→ Passage
-- Start --

7 - Moore’s law and the silicon revolution

Summary

As I prepared for this event, I began to have serious doubts about my sanity. My calculations were telling me that, contrary to all the current lore in the field, we could scale down the technology such that everything got better: the circuits got more complex, they ran faster, and they took less power – WOW!

Carver Mead

Silicon and semiconductors

When we left the early history of computers in Chapter 2, we had seen that logic gates were first implemented using electromechanical relays – as in the Harvard Mark 1 – and then with vacuum tubes – as in the ENIAC and the first commercial computers. These early computers with many thousands of vacuum tubes actually worked much better and more reliably than many engineers had expected. Nevertheless, the hunt was on for a more dependable technology. After World War II, Bell Labs (Fig. 7.1) initiated a research program to develop solid-state devices as a replacement for vacuum tubes. The focus of the program was not on materials that were metals or insulators but on strange, “in-between” materials called semiconductors.

-- End --

→ Entries
-- Start --

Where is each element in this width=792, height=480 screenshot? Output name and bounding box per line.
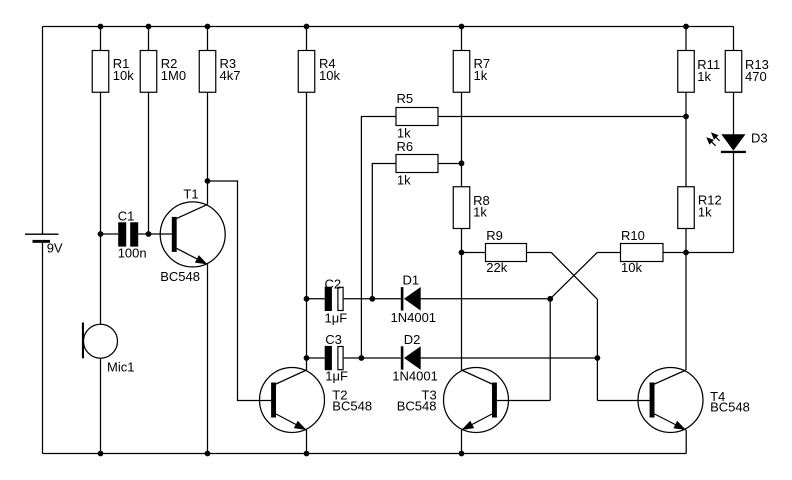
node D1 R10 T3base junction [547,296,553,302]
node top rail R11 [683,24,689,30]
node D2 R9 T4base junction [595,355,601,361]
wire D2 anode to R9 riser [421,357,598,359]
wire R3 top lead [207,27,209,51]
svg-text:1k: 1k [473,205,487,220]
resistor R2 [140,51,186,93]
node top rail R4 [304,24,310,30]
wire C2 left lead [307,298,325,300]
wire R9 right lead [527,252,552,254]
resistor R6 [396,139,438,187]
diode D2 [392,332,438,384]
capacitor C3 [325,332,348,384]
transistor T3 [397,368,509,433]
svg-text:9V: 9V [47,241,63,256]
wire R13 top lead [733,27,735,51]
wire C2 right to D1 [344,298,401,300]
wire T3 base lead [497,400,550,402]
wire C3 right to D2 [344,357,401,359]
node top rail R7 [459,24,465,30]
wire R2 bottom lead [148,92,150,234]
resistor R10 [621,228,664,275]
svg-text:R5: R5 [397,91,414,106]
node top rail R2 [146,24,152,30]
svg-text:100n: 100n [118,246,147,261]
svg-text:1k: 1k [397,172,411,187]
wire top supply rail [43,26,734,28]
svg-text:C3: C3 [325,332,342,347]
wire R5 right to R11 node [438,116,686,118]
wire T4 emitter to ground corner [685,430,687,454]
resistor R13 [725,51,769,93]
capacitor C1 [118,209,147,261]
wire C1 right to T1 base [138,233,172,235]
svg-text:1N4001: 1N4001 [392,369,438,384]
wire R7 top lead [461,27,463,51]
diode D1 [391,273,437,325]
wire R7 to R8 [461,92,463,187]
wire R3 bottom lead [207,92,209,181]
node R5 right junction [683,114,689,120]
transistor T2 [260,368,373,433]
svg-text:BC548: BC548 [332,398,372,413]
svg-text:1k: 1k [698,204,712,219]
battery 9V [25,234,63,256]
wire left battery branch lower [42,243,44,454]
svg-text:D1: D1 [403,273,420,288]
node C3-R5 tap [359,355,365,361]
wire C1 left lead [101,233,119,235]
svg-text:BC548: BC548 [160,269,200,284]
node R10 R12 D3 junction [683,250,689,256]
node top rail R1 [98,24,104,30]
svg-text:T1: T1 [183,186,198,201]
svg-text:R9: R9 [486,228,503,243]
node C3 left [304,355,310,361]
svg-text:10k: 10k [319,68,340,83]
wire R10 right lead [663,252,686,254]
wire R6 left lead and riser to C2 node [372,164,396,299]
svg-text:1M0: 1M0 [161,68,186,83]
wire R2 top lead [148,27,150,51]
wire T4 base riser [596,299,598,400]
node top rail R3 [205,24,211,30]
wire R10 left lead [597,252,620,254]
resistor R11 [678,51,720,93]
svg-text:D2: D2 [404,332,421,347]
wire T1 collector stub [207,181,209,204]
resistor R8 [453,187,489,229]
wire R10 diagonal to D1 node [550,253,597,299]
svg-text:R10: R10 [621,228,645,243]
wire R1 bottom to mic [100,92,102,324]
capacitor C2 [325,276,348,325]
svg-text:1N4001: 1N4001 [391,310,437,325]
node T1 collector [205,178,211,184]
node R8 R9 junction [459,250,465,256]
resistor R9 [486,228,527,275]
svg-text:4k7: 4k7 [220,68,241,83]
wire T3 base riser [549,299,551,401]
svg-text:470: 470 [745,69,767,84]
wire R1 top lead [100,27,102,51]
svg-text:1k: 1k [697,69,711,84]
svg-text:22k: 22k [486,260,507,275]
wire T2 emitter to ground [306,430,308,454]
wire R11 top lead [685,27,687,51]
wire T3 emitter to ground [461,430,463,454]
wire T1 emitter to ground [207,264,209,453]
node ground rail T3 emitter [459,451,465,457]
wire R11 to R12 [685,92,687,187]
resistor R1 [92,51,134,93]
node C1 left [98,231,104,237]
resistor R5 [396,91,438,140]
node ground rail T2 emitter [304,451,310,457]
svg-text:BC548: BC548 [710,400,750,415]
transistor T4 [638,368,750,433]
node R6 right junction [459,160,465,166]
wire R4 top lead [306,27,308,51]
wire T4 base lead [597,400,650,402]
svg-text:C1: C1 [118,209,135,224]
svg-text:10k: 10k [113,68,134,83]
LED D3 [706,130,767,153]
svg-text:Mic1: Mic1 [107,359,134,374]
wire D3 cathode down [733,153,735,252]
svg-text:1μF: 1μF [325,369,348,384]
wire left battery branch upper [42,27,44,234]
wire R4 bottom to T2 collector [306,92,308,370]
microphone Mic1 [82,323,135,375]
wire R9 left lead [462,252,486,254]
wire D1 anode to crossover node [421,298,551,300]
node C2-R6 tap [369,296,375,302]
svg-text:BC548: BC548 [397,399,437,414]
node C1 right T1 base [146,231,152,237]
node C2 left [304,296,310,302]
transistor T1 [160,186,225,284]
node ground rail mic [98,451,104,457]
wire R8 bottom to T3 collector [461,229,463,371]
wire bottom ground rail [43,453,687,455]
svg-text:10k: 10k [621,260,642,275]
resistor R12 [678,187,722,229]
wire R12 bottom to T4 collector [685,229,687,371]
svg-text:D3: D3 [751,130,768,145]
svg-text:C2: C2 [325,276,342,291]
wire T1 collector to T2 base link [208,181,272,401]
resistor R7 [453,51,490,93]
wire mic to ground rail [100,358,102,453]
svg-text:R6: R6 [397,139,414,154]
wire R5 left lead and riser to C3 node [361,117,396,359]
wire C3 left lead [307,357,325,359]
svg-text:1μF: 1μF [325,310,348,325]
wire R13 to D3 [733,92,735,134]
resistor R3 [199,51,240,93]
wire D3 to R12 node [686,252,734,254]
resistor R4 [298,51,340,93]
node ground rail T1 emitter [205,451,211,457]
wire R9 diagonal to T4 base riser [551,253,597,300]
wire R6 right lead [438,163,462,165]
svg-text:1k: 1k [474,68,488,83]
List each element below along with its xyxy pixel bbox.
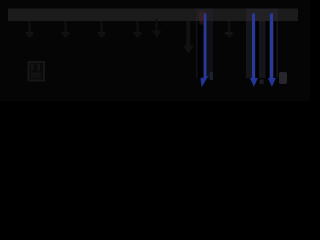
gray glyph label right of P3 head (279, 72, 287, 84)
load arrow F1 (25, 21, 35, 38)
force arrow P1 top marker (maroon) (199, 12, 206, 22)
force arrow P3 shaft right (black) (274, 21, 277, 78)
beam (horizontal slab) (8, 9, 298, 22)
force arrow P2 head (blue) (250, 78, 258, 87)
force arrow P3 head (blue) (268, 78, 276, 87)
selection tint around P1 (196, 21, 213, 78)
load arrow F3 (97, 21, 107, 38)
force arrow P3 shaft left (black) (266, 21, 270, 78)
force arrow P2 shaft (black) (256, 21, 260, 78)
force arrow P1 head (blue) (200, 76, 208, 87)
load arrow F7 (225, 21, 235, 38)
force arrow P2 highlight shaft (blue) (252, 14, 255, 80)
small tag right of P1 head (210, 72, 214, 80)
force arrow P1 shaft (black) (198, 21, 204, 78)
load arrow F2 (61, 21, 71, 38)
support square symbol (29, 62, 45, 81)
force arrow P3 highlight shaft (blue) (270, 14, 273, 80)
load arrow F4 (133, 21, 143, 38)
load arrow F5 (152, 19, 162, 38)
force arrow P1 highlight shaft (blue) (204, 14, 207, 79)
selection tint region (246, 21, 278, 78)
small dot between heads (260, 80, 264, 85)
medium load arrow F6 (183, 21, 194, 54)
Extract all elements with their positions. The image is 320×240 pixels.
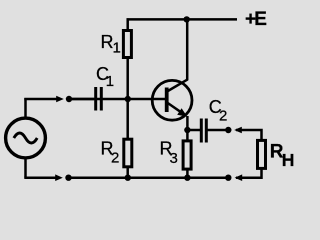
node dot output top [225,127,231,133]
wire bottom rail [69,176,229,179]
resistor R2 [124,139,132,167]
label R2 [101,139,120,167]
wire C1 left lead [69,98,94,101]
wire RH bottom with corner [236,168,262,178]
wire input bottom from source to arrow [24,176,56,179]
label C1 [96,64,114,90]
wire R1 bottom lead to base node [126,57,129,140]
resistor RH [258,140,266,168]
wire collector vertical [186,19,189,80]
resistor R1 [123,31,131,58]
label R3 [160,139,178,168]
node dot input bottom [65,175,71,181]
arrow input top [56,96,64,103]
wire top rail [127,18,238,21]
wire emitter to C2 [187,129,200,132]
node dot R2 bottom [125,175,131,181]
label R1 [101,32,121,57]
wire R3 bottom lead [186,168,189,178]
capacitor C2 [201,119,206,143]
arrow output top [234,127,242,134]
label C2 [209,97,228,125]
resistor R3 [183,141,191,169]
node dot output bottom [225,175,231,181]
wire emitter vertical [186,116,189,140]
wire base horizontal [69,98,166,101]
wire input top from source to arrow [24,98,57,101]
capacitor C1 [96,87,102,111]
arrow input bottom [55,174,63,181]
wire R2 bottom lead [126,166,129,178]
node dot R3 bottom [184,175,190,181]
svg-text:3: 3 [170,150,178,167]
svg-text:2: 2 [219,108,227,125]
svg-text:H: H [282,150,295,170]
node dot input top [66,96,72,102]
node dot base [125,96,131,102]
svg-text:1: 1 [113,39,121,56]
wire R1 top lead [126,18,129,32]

-- End --

→ Task
Continue the passage on Moore's law and the silicon revolution, starting after its last sentence.

→ Reply to the exercise
In a solid, it is the flow of electrons that gives rise to electric currents when a voltage is applied. One of the great successes of quantum physics has been in giving us an understanding of the way in which different types of solids – metals, insulators, and semiconductors – conduct electricity. This quantum mechanical understanding of materials has led directly to the present technological revolution, with its accompanying avalanche of stereo systems, color TVs, computers, and mobile phones. A good conductor, such as copper, must have many conduction electrons that are able to move and thus constitute a current when a voltage is applied. By contrast, an insulator such as glass or carbon has very few conduction electrons, and little or no current flows when a voltage is applied. Semiconductors are solids that conduct electricity much better than insulators but much worse than metals. The elements germanium and silicon are two examples. The importance of silicon for computer technology is evident in the naming of California’s “Silicon Valley,” home to many of the earliest electronic component manufacturers (Fig. 7.2).